* START INPUT *

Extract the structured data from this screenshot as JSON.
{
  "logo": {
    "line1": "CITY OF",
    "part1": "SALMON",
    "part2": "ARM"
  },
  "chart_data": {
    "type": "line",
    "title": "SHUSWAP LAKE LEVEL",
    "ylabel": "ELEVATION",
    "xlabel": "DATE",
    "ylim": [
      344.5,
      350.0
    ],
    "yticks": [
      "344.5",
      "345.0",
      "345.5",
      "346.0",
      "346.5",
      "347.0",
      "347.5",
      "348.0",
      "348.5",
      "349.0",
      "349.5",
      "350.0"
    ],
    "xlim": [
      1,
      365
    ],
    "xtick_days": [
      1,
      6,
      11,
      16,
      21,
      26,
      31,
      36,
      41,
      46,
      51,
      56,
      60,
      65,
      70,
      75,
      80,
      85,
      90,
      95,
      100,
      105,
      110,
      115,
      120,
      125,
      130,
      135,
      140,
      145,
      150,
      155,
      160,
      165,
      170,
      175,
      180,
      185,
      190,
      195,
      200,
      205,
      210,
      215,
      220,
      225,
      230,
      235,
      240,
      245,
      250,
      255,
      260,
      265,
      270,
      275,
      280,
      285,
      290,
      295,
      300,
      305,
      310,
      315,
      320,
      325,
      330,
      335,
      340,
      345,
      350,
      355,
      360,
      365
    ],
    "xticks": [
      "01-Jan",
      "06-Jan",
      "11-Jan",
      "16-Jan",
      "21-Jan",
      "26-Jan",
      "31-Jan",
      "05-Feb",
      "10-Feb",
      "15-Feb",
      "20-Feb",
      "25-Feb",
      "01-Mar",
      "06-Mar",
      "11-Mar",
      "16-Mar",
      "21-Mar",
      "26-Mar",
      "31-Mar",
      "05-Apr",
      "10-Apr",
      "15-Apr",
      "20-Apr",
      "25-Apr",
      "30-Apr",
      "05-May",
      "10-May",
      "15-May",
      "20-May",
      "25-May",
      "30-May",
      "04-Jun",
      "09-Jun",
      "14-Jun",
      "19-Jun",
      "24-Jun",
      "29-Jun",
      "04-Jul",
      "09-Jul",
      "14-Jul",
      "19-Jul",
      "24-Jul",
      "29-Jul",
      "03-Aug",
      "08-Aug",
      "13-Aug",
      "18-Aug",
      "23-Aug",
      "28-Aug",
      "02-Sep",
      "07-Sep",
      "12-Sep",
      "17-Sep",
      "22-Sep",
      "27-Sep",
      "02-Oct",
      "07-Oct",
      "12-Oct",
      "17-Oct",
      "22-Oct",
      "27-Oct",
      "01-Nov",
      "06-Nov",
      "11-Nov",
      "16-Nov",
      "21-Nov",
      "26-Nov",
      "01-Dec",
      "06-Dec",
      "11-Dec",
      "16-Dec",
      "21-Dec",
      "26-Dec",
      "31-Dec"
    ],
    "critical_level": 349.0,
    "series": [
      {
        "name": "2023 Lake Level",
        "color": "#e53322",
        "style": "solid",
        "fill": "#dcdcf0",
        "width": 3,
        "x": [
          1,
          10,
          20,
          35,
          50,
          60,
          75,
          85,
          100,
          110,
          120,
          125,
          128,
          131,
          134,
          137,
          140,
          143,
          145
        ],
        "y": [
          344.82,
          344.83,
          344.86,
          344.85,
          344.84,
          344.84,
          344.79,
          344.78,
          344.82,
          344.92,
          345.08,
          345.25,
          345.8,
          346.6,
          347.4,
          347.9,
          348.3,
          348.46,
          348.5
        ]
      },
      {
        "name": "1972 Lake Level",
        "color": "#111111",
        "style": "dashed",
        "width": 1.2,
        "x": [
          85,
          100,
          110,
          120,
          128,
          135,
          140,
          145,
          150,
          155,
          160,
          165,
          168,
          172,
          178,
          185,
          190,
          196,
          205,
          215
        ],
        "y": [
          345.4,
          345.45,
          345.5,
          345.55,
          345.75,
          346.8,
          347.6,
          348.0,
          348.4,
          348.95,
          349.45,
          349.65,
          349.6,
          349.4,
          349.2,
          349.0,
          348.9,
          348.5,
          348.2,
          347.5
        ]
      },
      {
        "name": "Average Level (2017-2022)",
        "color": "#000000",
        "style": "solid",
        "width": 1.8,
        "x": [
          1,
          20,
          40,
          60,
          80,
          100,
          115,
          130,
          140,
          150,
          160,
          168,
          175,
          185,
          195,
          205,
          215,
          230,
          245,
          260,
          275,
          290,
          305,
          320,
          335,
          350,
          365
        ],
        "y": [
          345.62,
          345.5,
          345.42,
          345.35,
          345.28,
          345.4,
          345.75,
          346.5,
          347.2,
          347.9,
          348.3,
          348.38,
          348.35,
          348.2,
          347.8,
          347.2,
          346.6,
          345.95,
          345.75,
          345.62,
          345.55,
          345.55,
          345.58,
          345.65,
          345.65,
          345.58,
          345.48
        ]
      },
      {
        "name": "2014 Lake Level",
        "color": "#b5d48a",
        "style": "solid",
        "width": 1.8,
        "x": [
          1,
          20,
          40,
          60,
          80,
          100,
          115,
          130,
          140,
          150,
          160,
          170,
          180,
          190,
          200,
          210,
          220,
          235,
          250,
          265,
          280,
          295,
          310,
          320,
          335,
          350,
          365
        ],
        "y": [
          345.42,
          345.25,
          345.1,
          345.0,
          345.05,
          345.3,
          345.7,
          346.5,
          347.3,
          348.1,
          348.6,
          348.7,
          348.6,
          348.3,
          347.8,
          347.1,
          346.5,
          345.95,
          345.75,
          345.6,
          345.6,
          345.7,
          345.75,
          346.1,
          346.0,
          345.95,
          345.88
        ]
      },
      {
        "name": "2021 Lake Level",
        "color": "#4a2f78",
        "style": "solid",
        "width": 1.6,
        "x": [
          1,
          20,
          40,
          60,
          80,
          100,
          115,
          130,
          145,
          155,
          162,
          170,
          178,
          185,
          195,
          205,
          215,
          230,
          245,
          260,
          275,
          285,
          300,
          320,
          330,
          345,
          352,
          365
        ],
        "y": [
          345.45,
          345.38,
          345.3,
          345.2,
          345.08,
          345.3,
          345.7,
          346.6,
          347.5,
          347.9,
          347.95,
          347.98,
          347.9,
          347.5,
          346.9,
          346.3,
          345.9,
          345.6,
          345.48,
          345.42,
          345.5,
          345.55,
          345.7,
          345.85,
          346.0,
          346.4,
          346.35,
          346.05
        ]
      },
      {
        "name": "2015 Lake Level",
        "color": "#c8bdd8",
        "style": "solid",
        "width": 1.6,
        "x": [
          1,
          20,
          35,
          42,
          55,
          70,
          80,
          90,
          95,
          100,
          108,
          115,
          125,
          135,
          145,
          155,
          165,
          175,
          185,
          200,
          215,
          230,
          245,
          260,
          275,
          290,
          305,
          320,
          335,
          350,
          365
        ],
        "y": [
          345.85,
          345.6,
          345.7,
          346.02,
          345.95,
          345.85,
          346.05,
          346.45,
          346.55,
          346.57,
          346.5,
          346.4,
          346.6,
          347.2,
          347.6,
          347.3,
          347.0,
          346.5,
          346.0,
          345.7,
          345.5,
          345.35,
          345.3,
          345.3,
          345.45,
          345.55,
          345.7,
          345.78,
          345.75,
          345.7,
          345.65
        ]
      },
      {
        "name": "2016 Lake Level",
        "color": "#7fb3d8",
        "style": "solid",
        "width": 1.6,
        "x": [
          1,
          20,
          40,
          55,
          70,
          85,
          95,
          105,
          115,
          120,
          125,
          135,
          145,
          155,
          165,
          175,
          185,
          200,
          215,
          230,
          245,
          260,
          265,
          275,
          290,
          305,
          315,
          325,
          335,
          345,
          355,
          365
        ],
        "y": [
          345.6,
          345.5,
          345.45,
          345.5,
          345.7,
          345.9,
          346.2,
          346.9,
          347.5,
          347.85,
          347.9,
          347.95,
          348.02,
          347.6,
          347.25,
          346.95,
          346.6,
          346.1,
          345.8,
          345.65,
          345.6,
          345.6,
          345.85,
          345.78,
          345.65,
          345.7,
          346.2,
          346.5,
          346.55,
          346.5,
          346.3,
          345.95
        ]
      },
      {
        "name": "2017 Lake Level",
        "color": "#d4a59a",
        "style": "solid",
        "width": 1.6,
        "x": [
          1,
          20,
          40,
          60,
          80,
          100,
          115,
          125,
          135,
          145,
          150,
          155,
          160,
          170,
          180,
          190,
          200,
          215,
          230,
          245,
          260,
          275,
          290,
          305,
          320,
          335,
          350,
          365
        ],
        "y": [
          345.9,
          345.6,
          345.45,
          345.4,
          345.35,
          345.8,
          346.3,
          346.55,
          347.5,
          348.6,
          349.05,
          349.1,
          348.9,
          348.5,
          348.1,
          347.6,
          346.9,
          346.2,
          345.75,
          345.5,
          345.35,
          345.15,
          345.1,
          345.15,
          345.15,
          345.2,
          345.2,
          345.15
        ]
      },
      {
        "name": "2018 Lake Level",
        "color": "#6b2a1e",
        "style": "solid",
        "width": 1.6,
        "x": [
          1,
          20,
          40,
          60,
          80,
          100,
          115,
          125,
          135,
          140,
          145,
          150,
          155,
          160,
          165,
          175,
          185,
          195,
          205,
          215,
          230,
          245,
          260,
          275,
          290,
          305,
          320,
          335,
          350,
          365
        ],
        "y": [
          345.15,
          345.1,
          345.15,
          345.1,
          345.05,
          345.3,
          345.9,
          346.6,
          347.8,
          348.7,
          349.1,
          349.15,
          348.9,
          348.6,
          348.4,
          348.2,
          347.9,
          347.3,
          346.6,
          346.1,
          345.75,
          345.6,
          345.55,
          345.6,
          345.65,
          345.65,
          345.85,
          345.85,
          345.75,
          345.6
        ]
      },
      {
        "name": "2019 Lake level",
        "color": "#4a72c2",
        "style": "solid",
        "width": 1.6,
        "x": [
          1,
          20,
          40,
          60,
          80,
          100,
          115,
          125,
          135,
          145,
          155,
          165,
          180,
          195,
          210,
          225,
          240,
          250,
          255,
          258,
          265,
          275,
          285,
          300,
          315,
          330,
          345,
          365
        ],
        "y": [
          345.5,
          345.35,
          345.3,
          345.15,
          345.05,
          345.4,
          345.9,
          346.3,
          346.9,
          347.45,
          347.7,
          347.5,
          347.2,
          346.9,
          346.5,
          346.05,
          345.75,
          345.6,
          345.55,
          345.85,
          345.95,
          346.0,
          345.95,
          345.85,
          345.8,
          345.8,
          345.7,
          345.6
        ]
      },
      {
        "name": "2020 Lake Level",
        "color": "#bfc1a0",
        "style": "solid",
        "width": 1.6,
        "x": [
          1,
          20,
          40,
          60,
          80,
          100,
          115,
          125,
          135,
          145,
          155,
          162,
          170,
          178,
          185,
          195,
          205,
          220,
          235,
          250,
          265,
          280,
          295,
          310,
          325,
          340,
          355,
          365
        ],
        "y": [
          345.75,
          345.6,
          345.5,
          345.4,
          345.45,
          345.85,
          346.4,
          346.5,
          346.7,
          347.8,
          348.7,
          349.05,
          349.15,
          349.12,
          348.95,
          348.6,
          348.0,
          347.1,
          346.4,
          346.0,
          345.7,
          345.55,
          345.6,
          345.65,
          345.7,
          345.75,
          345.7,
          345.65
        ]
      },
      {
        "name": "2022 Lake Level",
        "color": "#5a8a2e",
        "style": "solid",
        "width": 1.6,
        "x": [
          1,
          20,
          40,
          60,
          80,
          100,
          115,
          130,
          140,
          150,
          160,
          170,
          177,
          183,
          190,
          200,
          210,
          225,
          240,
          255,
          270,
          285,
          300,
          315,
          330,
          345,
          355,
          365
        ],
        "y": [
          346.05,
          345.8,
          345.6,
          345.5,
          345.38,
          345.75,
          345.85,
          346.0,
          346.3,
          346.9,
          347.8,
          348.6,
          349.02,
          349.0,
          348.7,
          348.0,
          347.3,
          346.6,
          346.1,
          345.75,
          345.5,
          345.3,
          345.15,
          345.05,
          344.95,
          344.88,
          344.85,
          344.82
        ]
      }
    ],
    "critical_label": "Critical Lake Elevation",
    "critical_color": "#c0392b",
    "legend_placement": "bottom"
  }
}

* END INPUT *

• EXERCISE REQUIREMENTS: Check each line above for the string "name" and show the ones that have it.

• SOLUTION TO THIS TASK:
        "name": "2023 Lake Level",
        "name": "1972 Lake Level",
        "name": "Average Level (2017-2022)",
        "name": "2014 Lake Level",
        "name": "2021 Lake Level",
        "name": "2015 Lake Level",
        "name": "2016 Lake Level",
        "name": "2017 Lake Level",
        "name": "2018 Lake Level",
        "name": "2019 Lake level",
        "name": "2020 Lake Level",
        "name": "2022 Lake Level",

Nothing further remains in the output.